== Provided data ==

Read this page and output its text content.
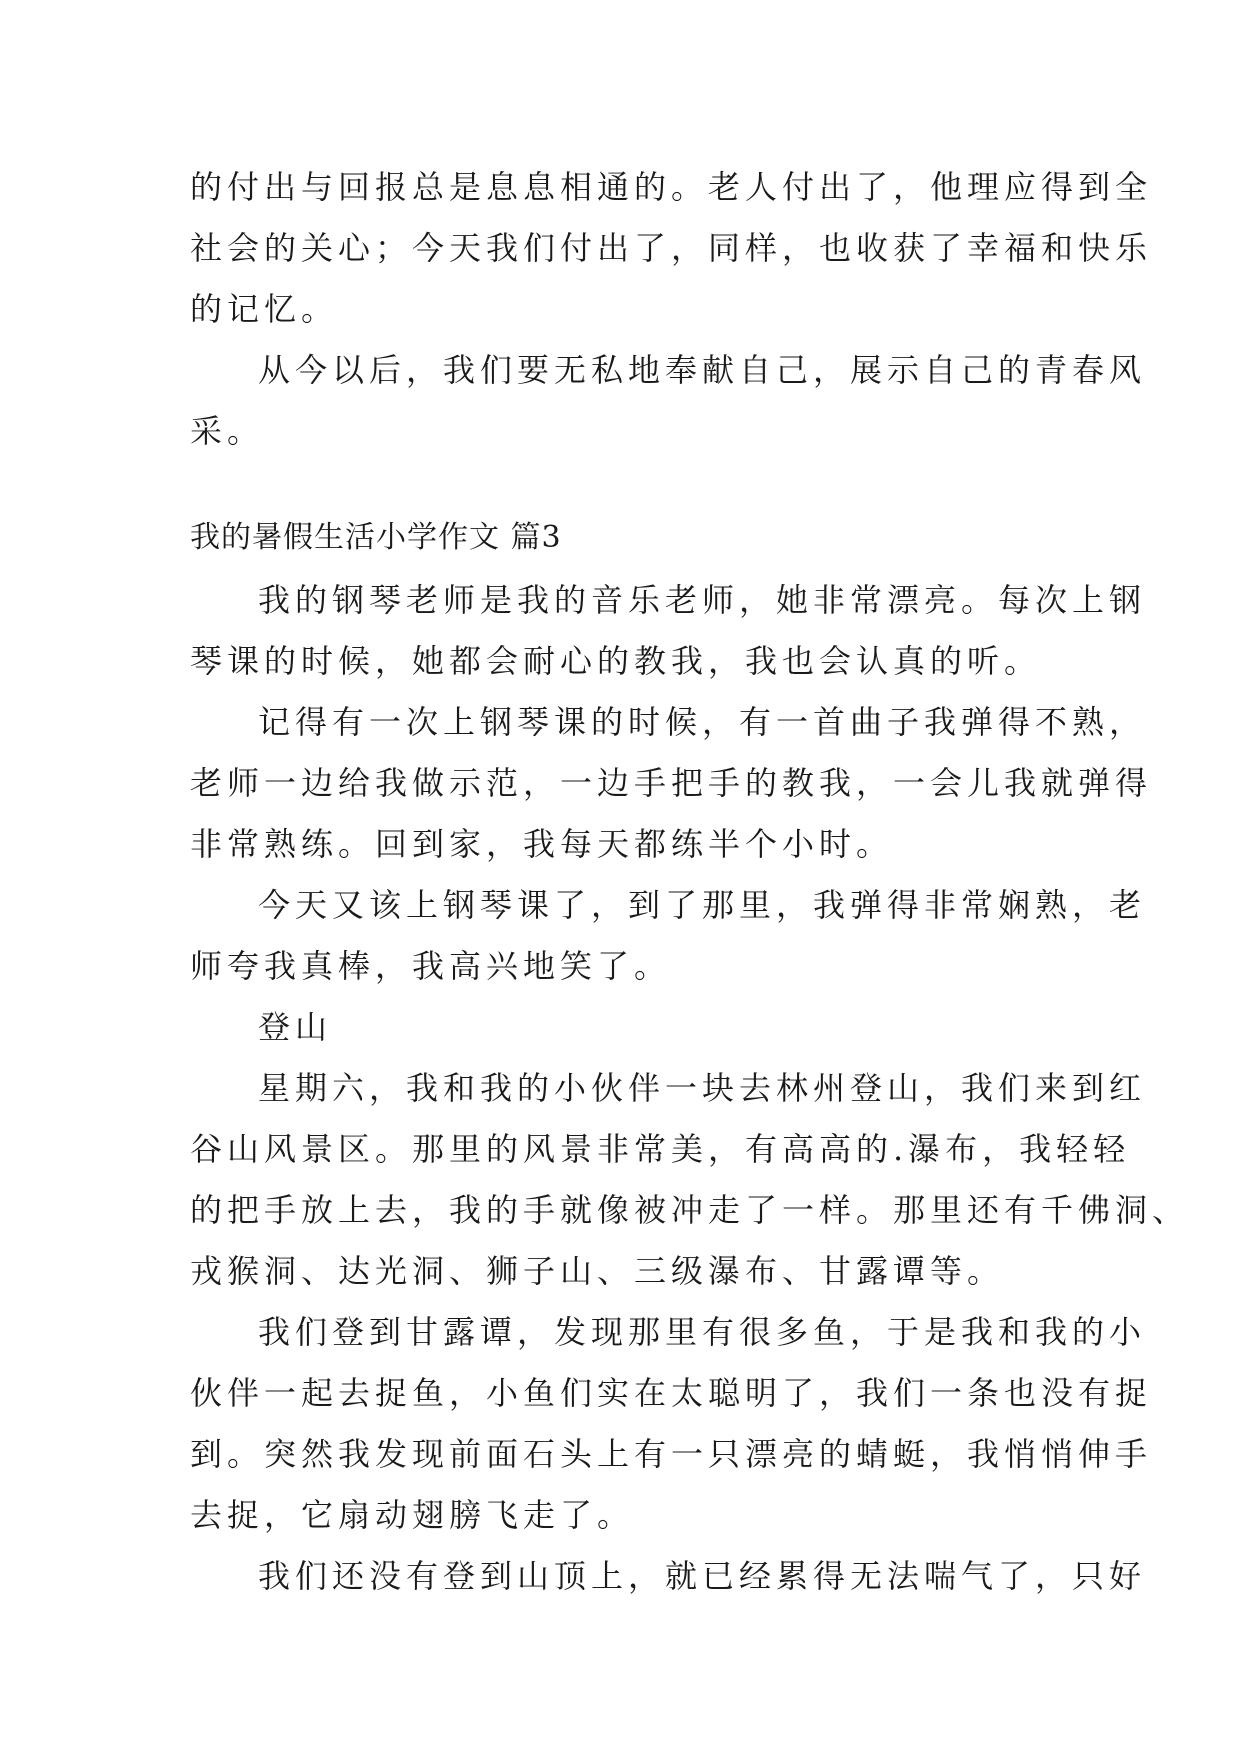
的付出与回报总是息息相通的。老人付出了，他理应得到全
社会的关心；今天我们付出了，同样，也收获了幸福和快乐
的记忆。
从今以后，我们要无私地奉献自己，展示自己的青春风
采。
我的暑假生活小学作文 篇3
我的钢琴老师是我的音乐老师，她非常漂亮。每次上钢
琴课的时候，她都会耐心的教我，我也会认真的听。
记得有一次上钢琴课的时候，有一首曲子我弹得不熟，
老师一边给我做示范，一边手把手的教我，一会儿我就弹得
非常熟练。回到家，我每天都练半个小时。
今天又该上钢琴课了，到了那里，我弹得非常娴熟，老
师夸我真棒，我高兴地笑了。
登山
星期六，我和我的小伙伴一块去林州登山，我们来到红
谷山风景区。那里的风景非常美，有高高的.瀑布，我轻轻
的把手放上去，我的手就像被冲走了一样。那里还有千佛洞、
戎猴洞、达光洞、狮子山、三级瀑布、甘露谭等。
我们登到甘露谭，发现那里有很多鱼，于是我和我的小
伙伴一起去捉鱼，小鱼们实在太聪明了，我们一条也没有捉
到。突然我发现前面石头上有一只漂亮的蜻蜓，我悄悄伸手
去捉，它扇动翅膀飞走了。
我们还没有登到山顶上，就已经累得无法喘气了，只好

== What the exercise asks ==
Strip the images and reproduce the remaining records precisely.

== Task answer ==
Read this page and output its text content.
的付出与回报总是息息相通的。老人付出了，他理应得到全
社会的关心；今天我们付出了，同样，也收获了幸福和快乐
的记忆。
从今以后，我们要无私地奉献自己，展示自己的青春风
采。
我的暑假生活小学作文 篇3
我的钢琴老师是我的音乐老师，她非常漂亮。每次上钢
琴课的时候，她都会耐心的教我，我也会认真的听。
记得有一次上钢琴课的时候，有一首曲子我弹得不熟，
老师一边给我做示范，一边手把手的教我，一会儿我就弹得
非常熟练。回到家，我每天都练半个小时。
今天又该上钢琴课了，到了那里，我弹得非常娴熟，老
师夸我真棒，我高兴地笑了。
登山
星期六，我和我的小伙伴一块去林州登山，我们来到红
谷山风景区。那里的风景非常美，有高高的.瀑布，我轻轻
的把手放上去，我的手就像被冲走了一样。那里还有千佛洞、
戎猴洞、达光洞、狮子山、三级瀑布、甘露谭等。
我们登到甘露谭，发现那里有很多鱼，于是我和我的小
伙伴一起去捉鱼，小鱼们实在太聪明了，我们一条也没有捉
到。突然我发现前面石头上有一只漂亮的蜻蜓，我悄悄伸手
去捉，它扇动翅膀飞走了。
我们还没有登到山顶上，就已经累得无法喘气了，只好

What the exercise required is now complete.